On Friday, when asked how long the district planned to offer the service, Superintendent Randy Clegg answered indirectly.

"We've stepped off the curb. This is a long-term commitment," Clegg said. "This is our top priority."

This is not the first time District 191 has initiated an all-day kindergarten program. The district offered all-day kindergarten during the 2003-2004 school year, but Clegg said it was unable to sustain the effort for more than one year.

After 2004, Burnsville-Eagan-Savage reverted to its previous model: Free half-day kindergarten classes coupled with a fee-based all-day program. Under that system, all-day kindergarten does not come cheap. Over the 2011-2012 school year, the district charged $300 a month for all-day kindergarten, though there was a sliding scale for families who couldn't pay for the service. 

By Clegg's estimation, the district can no longer afford such limited access to early childhood education. Over the last 10 years, poverty in the district has grown, bringing with it an increasing achievement gap between the haves and have-nots. According to enrollment figures released last November, the number of elementary students qualifying for free and reduced lunch more than doubled in the eight-year span between 2002 to 2012, rising from 21 percent to 47 percent of the student body.

Exercises:
1. In the excerpt on District 191's kindergarten program, how much did the district charge per month for all-day kindergarten during the 2011-2012 school year?
2. Pick up the excerpt on District 191's kindergarten program after its final sentence and keep writing it.

Dataset content:
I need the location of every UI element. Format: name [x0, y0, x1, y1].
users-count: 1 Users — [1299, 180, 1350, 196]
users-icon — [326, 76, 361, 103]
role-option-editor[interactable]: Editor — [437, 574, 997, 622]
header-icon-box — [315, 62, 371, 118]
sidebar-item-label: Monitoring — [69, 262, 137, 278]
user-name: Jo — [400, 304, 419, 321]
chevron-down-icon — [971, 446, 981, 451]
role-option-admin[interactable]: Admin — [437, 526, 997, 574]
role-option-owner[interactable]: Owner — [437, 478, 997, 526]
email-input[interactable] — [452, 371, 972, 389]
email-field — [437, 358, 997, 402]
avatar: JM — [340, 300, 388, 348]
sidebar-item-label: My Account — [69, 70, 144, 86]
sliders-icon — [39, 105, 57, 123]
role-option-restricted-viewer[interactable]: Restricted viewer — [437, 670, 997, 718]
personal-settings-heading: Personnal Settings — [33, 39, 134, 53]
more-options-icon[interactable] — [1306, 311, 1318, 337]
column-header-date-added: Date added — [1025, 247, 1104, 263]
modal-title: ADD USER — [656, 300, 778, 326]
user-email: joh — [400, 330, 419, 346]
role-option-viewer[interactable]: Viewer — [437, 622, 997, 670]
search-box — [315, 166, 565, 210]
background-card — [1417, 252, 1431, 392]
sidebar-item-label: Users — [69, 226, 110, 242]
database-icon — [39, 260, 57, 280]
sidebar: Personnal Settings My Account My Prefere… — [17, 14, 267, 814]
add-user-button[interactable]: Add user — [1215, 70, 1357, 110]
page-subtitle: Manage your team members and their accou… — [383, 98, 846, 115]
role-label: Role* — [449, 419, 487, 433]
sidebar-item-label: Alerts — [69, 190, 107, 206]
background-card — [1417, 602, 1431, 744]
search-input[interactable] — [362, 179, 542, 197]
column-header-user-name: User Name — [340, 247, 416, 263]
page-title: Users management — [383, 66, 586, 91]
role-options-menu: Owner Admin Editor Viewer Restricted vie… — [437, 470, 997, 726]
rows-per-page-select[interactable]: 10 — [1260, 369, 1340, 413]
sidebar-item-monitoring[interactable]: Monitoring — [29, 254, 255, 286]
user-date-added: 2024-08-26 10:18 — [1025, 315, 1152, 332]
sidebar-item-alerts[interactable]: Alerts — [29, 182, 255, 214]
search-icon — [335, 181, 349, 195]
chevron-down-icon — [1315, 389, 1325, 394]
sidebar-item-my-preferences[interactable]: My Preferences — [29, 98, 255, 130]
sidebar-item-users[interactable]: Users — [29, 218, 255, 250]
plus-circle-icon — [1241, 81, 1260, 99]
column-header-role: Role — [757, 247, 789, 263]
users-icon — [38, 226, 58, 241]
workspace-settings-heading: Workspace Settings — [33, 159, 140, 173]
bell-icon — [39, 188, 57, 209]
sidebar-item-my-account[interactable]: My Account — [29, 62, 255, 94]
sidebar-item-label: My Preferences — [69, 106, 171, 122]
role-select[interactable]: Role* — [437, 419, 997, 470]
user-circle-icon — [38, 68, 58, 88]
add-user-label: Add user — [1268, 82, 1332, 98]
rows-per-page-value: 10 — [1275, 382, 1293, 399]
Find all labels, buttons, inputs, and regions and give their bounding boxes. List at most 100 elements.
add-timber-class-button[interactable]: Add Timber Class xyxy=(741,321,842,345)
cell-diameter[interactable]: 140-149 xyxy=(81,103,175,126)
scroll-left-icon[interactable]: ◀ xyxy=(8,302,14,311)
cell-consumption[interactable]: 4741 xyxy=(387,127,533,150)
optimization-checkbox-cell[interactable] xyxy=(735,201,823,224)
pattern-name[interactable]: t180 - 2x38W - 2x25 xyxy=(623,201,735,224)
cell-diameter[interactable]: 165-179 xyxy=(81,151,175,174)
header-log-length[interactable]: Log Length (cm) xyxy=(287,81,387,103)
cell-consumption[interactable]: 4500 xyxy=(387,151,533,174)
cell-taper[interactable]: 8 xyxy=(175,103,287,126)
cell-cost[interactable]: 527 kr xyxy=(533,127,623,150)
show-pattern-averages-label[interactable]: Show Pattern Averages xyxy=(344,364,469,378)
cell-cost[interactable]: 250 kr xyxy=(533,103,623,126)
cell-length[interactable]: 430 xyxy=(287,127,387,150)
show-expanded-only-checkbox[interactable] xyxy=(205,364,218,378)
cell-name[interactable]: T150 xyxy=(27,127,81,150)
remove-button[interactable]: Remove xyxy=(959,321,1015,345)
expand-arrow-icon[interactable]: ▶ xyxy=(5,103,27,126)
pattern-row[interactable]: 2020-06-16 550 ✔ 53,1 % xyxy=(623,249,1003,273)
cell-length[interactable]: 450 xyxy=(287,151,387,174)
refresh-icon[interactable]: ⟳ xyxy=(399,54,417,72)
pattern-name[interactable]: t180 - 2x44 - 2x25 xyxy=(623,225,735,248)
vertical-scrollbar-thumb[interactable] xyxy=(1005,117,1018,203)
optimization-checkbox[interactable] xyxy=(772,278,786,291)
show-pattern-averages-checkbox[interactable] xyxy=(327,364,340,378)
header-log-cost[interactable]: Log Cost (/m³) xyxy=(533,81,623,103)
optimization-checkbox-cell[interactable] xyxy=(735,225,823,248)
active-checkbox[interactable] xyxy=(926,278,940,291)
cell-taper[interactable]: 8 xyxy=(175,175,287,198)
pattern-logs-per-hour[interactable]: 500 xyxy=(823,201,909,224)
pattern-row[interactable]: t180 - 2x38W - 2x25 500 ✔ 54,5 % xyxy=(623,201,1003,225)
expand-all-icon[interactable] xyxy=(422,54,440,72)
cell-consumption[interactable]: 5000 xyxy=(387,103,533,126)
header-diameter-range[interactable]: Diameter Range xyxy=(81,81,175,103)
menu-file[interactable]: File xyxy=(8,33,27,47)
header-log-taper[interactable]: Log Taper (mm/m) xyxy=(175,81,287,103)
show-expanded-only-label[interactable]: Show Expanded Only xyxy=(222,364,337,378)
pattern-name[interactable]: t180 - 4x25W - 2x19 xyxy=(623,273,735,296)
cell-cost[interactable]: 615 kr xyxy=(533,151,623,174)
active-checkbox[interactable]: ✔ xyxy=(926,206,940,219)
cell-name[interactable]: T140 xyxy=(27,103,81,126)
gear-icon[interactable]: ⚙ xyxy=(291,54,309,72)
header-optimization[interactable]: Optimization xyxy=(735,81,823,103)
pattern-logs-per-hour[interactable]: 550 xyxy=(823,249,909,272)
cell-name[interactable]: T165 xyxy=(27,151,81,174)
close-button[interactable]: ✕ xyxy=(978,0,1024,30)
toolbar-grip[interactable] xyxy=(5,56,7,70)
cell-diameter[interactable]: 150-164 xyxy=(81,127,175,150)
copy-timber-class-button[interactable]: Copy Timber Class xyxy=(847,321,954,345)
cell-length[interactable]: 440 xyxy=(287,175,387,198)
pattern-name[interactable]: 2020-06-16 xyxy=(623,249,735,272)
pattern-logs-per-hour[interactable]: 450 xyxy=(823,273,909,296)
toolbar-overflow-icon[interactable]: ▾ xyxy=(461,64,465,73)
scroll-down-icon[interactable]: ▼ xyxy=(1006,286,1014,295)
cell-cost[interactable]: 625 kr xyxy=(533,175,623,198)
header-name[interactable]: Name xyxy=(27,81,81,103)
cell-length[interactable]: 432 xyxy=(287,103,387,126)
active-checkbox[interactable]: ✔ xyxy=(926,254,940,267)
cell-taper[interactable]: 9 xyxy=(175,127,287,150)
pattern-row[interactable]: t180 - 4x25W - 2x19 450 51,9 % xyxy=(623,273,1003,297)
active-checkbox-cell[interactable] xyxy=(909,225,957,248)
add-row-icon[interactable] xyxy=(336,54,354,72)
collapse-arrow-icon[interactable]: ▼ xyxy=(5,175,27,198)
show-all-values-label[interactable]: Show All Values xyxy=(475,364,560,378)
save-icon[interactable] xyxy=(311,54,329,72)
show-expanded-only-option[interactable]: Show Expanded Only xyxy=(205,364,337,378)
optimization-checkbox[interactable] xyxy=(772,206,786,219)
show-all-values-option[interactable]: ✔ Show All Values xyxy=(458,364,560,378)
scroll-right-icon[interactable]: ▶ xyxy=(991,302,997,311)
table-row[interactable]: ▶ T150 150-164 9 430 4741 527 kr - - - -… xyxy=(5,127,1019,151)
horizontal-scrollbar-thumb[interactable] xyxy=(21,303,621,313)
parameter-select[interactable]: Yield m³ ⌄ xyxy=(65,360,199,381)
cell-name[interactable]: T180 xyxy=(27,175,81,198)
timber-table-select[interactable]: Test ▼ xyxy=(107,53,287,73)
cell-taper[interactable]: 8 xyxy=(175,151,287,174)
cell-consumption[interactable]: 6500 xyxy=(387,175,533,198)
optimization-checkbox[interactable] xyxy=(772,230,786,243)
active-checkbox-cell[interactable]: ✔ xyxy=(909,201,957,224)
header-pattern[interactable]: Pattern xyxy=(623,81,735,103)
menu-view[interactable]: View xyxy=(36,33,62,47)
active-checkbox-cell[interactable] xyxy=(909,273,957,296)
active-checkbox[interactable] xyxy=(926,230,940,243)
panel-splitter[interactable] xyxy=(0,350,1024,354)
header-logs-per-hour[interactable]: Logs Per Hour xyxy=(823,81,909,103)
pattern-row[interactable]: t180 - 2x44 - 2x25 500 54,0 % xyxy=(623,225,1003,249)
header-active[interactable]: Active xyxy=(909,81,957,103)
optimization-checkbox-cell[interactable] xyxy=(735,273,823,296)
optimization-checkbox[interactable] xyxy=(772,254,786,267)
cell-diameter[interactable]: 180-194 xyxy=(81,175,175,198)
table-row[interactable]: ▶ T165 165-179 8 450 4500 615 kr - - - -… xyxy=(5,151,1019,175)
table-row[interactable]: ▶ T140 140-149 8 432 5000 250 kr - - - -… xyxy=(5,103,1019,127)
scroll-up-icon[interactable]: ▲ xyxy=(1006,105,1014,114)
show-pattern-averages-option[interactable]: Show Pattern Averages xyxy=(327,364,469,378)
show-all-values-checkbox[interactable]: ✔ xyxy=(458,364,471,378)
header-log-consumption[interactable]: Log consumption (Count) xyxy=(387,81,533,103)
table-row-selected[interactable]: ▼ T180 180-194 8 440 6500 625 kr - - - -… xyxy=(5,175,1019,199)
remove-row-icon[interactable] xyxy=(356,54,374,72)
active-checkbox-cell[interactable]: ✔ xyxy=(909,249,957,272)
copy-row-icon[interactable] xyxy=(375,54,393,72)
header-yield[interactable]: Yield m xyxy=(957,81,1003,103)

Answers given:
1. $300 a month

2.
"Academically, this is the right thing to do, to give them all a good solid start," Clegg said. "And from an economic perspective, by investing early on we are anticipating that we will reduce costs for remedial services. You can spend lots of money on alternative high schools, remediation and after school programs, but the longer you wait the harder it is to close those learning gaps."

The demographic shift has also added to the district's coffers. Clegg said the district is now able to finance all-day kindergarten largely because of an influx of additional compensatory aid. In the upcoming year, ISD 191 will receive $1 million more in compensatory aid than the district originally forecast. 

The windfall convinced Board Director Dan Luth that funding all-day kindergarten was feasible. Luth opposed previous attempts to institute all-day kindergarten on the grounds that the district did not have the financial resources to support the program over the long haul.

This time around, Luth unequivocally threw his support behind the measure. 

“I have peeled back the layers and using compensatory funds is the most sustainable way. Pulling funds from other places will bring more instability,” Luth said. “We’re not getting more funds because the legislature decided to up the ante. We’re getting more funds because the nature of our student population has allowed us more and that’s pretty unlikely to change also in the foreseeable future.”

Ultimately, the rest of the board agreed. The measure passed unanimously.

Right now, the State of Minnesota does not provide funding for universal, all-day kindergarten, though a growing number of states have instituted such programs, including both Iowa and Wisconsin. However, Clegg said the issue comes up almost every year at the state legislature. During the last session, the DFL introduced three separate house bills that dealt explicitly with the all-day kindergarten. None made it out of committee.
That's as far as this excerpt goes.